Dataset items
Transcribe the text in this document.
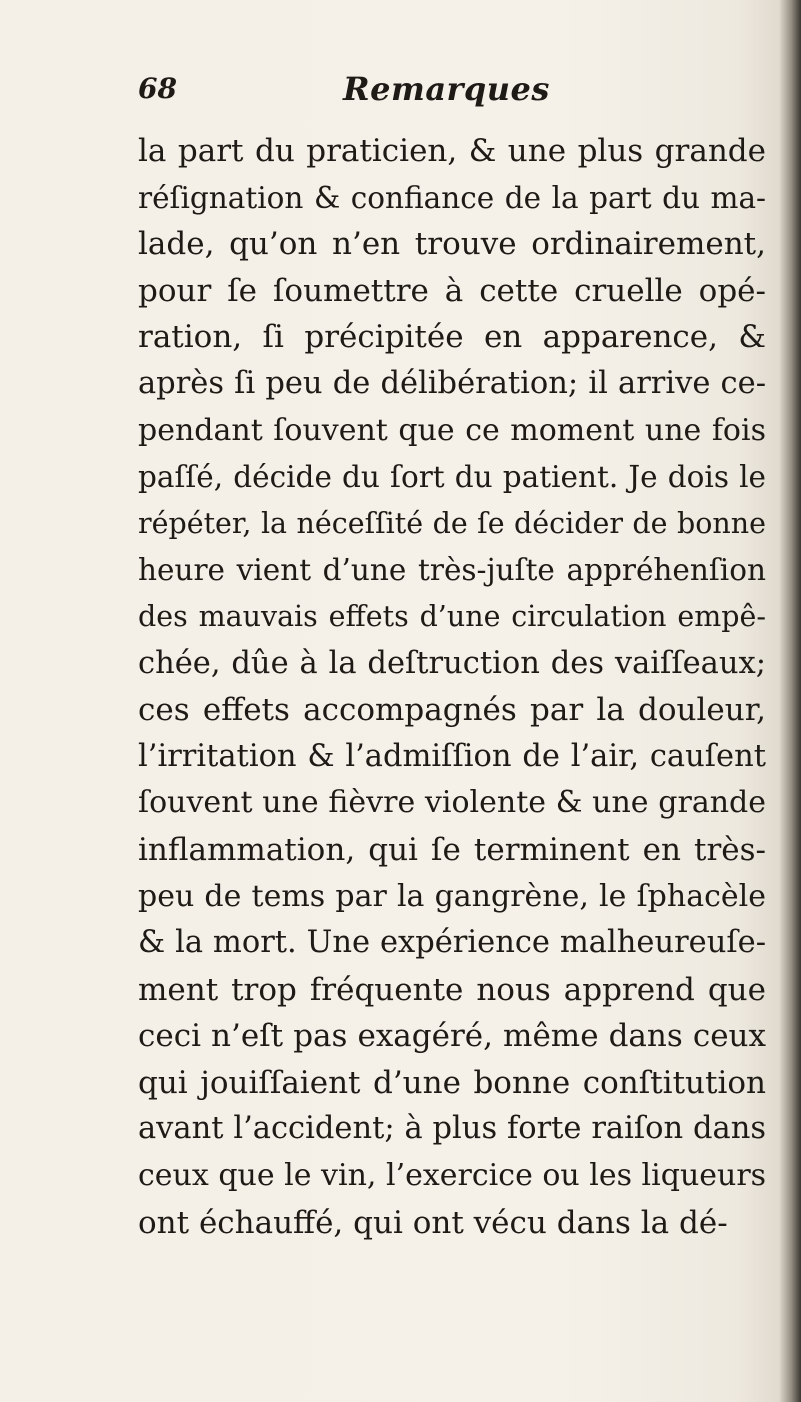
68	Remarques
la part du praticien, & une plus grande
réſignation & confiance de la part du ma-
lade, qu’on n’en trouve ordinairement,
pour ſe ſoumettre à cette cruelle opé-
ration, ſi précipitée en apparence, &
après ſi peu de délibération; il arrive ce-
pendant ſouvent que ce moment une fois
paſſé, décide du ſort du patient. Je dois le
répéter, la néceſſité de ſe décider de bonne
heure vient d’une très-juſte appréhenſion
des mauvais effets d’une circulation empê-
chée, dûe à la deſtruction des vaiſſeaux;
ces effets accompagnés par la douleur,
l’irritation & l’admiſſion de l’air, cauſent
ſouvent une fièvre violente & une grande
inflammation, qui ſe terminent en très-
peu de tems par la gangrène, le ſphacèle
& la mort. Une expérience malheureuſe-
ment trop fréquente nous apprend que
ceci n’eſt pas exagéré, même dans ceux
qui jouiſſaient d’une bonne conſtitution
avant l’accident; à plus forte raiſon dans
ceux que le vin, l’exercice ou les liqueurs
ont échauffé, qui ont vécu dans la dé-
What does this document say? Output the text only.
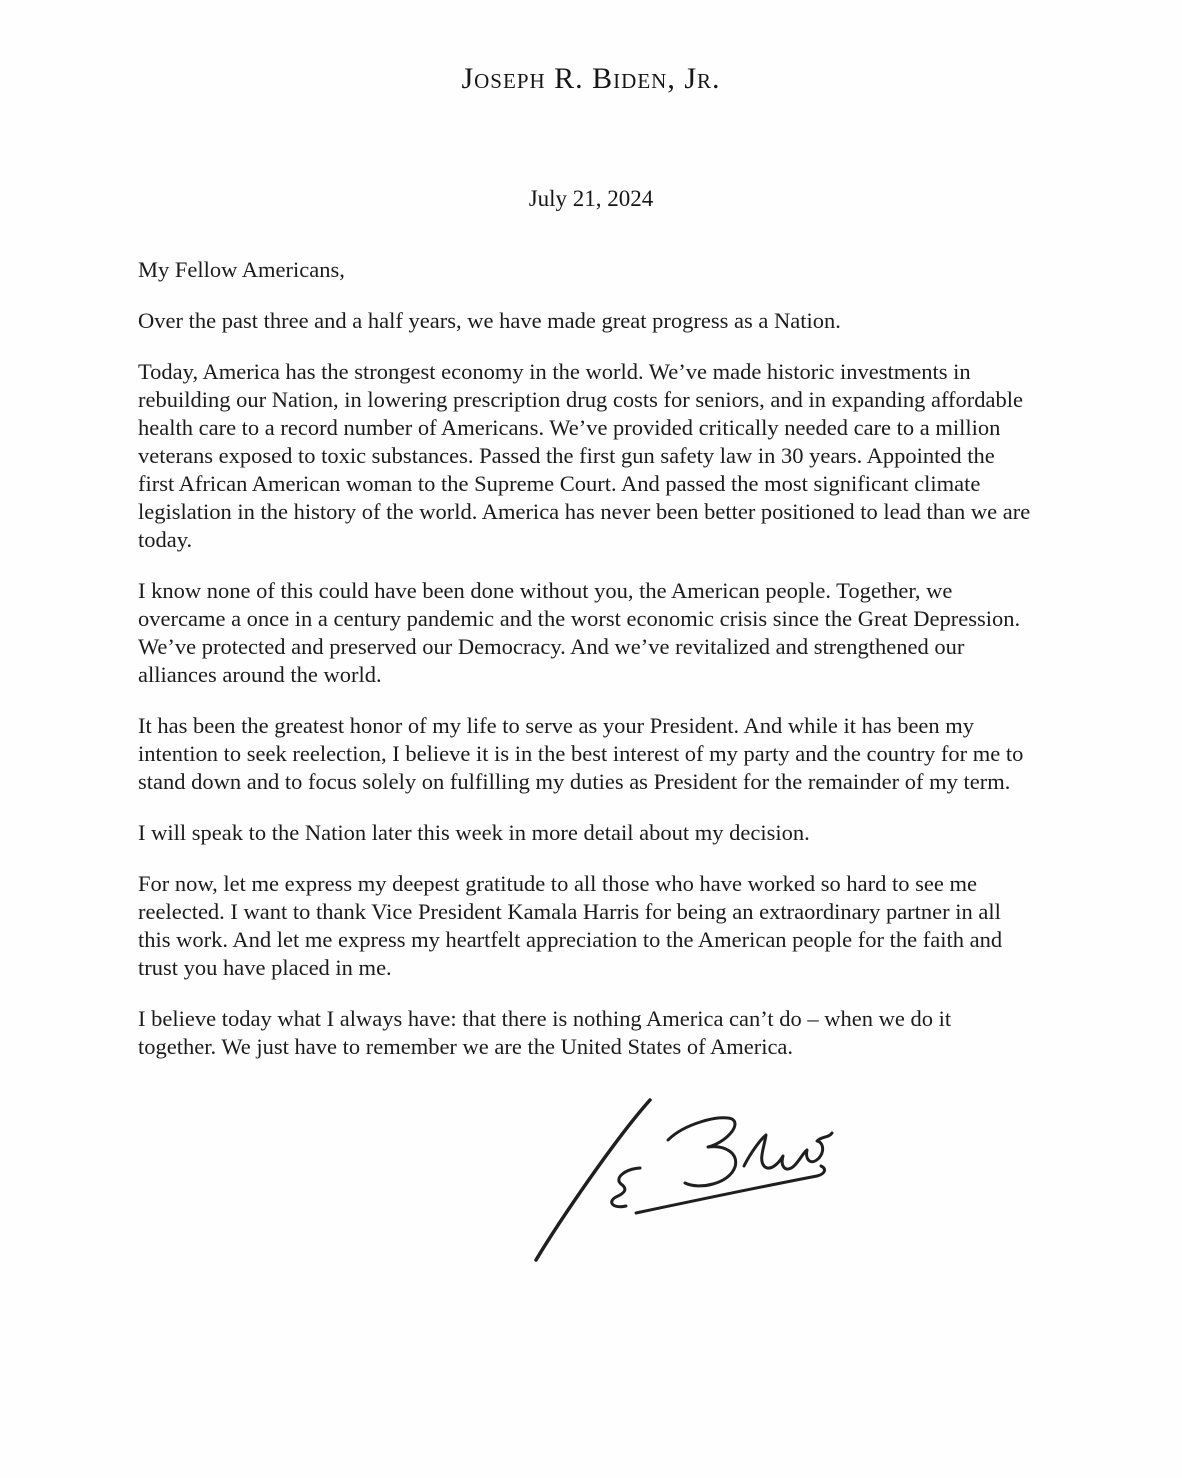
Joseph R. Biden, Jr.
July 21, 2024

My Fellow Americans,

Over the past three and a half years, we have made great progress as a Nation.

Today, America has the strongest economy in the world. We’ve made historic investments in rebuilding our Nation, in lowering prescription drug costs for seniors, and in expanding affordable health care to a record number of Americans. We’ve provided critically needed care to a million veterans exposed to toxic substances. Passed the first gun safety law in 30 years. Appointed the first African American woman to the Supreme Court. And passed the most significant climate legislation in the history of the world. America has never been better positioned to lead than we are today.

I know none of this could have been done without you, the American people. Together, we overcame a once in a century pandemic and the worst economic crisis since the Great Depression. We’ve protected and preserved our Democracy. And we’ve revitalized and strengthened our alliances around the world.

It has been the greatest honor of my life to serve as your President. And while it has been my intention to seek reelection, I believe it is in the best interest of my party and the country for me to stand down and to focus solely on fulfilling my duties as President for the remainder of my term.

I will speak to the Nation later this week in more detail about my decision.

For now, let me express my deepest gratitude to all those who have worked so hard to see me reelected. I want to thank Vice President Kamala Harris for being an extraordinary partner in all this work. And let me express my heartfelt appreciation to the American people for the faith and trust you have placed in me.

I believe today what I always have: that there is nothing America can’t do – when we do it together. We just have to remember we are the United States of America.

◆ The exercise: State how many lines of the records above contain the word "ſouvent", giving only that number.

◆ The solution: 2